Copy each line below in which the string "this" occurs.

┄┄┄┄┄┄┄┄┄┄┄┄┄┄┄┄┄┄┄┄

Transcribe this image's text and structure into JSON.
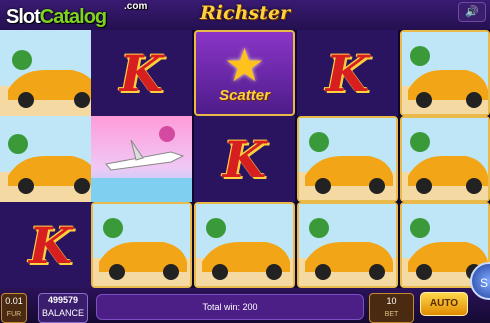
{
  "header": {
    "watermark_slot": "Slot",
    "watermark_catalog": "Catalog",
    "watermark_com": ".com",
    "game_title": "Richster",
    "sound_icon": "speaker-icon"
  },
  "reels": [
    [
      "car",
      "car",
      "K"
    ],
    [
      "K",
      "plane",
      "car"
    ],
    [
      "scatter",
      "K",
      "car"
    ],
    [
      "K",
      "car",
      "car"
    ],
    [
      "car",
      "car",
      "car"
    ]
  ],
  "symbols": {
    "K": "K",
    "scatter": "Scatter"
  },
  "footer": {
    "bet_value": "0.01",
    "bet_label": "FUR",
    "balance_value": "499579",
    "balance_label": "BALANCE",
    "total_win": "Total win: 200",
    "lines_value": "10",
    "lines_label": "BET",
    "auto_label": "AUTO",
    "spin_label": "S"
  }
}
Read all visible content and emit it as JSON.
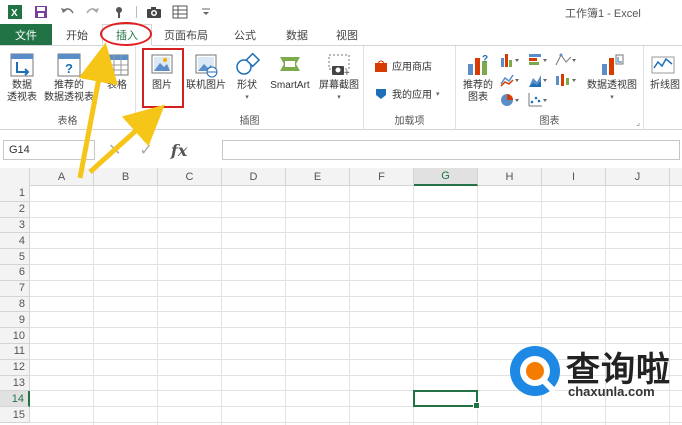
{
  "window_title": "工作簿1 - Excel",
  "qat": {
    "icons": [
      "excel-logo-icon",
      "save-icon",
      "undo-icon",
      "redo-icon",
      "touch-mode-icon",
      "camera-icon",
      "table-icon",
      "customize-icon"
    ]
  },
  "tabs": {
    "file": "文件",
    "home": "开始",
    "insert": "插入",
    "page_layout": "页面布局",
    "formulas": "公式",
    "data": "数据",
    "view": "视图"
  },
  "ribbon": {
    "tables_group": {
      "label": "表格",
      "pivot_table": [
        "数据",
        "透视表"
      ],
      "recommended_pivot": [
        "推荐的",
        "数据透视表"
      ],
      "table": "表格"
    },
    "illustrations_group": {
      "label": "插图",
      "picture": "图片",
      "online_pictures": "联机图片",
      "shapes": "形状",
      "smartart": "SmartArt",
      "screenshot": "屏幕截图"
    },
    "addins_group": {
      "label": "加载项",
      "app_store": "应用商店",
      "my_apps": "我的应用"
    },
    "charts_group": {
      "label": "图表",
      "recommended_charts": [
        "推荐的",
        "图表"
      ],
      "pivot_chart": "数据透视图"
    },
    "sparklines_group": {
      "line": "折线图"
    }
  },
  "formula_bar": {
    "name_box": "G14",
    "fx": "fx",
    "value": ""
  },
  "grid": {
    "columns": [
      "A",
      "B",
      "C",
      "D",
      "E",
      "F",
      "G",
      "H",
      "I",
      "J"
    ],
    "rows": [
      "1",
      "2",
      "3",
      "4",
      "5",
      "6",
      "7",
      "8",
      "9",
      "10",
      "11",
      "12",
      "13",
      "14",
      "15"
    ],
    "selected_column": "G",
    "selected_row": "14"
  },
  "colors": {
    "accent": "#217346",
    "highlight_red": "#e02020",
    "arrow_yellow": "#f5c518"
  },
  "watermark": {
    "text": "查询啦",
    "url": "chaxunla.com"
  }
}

┄┄┄┄┄┄┄┄┄┄┄┄┄┄┄┄┄┄┄┄

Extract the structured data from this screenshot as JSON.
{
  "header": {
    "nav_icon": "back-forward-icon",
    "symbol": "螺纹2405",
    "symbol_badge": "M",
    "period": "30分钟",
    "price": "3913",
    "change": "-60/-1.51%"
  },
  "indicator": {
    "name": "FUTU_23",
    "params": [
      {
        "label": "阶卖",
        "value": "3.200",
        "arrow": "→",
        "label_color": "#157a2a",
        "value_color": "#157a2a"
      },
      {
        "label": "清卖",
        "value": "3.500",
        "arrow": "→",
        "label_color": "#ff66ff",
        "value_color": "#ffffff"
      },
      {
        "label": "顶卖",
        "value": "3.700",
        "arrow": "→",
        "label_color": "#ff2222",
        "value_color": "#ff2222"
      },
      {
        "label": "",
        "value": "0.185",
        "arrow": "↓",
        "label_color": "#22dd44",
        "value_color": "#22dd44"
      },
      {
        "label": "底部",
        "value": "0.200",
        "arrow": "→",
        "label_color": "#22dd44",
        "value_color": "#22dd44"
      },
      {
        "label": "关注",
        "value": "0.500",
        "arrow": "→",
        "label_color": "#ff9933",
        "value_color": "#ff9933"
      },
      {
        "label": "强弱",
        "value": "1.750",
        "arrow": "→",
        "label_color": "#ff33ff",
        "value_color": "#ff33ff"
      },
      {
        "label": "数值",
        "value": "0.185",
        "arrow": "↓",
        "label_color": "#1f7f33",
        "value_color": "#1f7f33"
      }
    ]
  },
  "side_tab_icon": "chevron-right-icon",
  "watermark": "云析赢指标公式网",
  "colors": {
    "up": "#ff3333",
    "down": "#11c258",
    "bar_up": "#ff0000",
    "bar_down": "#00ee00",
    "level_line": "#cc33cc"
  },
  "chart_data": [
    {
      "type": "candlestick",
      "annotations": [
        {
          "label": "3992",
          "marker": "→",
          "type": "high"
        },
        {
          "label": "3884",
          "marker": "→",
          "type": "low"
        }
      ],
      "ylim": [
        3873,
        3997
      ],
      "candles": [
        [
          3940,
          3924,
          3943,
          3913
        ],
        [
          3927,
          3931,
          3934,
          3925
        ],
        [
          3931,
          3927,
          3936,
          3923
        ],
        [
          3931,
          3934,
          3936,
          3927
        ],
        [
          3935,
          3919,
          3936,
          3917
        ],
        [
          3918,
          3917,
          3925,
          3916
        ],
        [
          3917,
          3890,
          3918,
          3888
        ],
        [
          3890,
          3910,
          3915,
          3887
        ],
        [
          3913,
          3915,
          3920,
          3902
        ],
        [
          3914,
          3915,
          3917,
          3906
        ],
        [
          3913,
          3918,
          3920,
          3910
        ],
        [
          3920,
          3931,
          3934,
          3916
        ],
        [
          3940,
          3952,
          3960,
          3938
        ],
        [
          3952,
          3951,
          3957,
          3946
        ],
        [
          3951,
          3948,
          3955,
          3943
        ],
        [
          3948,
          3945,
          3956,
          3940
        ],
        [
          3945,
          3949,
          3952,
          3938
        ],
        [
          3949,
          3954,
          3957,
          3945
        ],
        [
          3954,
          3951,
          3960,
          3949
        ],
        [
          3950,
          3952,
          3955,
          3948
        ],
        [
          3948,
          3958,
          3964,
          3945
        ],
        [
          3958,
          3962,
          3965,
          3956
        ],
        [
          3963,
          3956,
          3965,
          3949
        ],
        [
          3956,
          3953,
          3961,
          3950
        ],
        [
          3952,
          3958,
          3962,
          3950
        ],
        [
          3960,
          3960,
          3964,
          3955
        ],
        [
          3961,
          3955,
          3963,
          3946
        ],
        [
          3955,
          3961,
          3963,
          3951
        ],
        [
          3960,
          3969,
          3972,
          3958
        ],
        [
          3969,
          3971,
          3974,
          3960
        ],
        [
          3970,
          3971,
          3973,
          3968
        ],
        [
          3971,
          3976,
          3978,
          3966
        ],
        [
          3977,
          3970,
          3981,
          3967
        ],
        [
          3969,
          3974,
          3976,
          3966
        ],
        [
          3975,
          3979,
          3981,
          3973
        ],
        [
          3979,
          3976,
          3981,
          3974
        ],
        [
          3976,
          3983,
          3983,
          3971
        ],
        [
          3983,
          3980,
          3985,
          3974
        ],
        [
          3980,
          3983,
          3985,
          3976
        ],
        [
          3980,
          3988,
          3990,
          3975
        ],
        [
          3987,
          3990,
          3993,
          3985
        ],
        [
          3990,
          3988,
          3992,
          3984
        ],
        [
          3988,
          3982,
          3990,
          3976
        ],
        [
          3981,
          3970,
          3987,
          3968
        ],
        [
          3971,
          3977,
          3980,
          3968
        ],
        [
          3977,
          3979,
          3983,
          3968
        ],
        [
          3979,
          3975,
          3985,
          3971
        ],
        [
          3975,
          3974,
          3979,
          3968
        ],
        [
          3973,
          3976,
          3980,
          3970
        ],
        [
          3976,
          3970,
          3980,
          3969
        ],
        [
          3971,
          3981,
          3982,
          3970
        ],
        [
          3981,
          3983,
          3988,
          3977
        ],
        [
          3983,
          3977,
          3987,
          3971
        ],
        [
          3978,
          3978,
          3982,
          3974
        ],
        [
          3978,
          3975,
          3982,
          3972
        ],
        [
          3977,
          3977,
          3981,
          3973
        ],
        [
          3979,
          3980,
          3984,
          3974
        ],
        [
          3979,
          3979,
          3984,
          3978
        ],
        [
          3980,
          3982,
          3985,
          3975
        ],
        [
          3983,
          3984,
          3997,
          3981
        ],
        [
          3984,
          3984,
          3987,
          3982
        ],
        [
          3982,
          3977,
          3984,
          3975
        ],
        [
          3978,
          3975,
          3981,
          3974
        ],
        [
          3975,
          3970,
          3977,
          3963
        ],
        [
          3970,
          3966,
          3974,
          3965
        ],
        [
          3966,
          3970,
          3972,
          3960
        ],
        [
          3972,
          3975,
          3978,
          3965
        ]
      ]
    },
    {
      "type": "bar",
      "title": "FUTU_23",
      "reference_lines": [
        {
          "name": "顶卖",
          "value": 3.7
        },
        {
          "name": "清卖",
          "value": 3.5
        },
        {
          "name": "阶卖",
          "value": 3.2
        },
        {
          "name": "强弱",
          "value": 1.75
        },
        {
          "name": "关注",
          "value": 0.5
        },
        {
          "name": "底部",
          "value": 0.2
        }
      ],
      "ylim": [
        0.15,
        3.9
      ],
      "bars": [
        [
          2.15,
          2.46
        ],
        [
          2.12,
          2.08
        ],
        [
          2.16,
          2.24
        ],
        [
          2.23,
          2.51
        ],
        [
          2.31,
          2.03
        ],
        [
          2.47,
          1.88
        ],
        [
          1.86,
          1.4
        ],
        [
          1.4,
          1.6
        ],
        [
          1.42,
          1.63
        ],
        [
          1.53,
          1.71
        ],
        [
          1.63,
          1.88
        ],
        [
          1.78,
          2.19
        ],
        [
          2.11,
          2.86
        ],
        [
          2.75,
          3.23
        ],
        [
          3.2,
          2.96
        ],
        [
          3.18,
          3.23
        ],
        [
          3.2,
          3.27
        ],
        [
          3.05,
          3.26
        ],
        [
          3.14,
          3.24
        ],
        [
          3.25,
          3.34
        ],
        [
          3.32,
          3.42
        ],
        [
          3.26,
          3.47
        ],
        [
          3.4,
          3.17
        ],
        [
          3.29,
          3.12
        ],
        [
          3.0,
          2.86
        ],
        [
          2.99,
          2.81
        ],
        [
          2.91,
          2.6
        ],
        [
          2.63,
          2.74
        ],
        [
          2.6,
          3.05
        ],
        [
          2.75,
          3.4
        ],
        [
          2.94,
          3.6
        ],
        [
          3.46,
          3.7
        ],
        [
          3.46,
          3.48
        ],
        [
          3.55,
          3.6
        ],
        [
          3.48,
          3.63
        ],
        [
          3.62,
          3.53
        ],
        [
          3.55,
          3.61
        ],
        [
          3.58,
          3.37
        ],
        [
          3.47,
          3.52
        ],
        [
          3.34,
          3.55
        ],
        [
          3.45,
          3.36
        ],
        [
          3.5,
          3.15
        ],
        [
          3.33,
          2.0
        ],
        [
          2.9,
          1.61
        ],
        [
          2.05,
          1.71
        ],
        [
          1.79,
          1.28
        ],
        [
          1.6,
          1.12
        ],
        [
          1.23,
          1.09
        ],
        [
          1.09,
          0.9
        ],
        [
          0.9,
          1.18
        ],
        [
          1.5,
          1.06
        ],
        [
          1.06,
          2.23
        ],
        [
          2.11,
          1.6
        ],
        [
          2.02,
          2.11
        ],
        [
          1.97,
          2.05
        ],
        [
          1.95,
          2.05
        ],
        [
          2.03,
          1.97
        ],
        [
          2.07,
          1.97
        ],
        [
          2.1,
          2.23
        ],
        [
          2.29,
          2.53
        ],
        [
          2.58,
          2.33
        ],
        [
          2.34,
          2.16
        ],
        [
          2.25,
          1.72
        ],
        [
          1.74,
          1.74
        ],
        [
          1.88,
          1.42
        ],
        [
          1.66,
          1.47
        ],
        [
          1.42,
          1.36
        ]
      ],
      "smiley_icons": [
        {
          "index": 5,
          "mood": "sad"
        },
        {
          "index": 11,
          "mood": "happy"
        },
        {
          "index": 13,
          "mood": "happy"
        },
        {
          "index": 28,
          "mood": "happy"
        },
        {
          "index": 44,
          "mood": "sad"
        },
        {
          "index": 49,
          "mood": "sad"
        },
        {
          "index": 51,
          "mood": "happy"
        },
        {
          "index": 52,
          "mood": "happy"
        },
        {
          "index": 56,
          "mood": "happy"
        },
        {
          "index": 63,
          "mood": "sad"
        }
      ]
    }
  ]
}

┄┄┄┄┄┄┄┄┄┄┄┄┄┄┄┄┄┄┄┄

ANSWER TO THE EXERCISE
Transcribe this image's text and structure into JSON.
Extract the structured data from this screenshot as JSON.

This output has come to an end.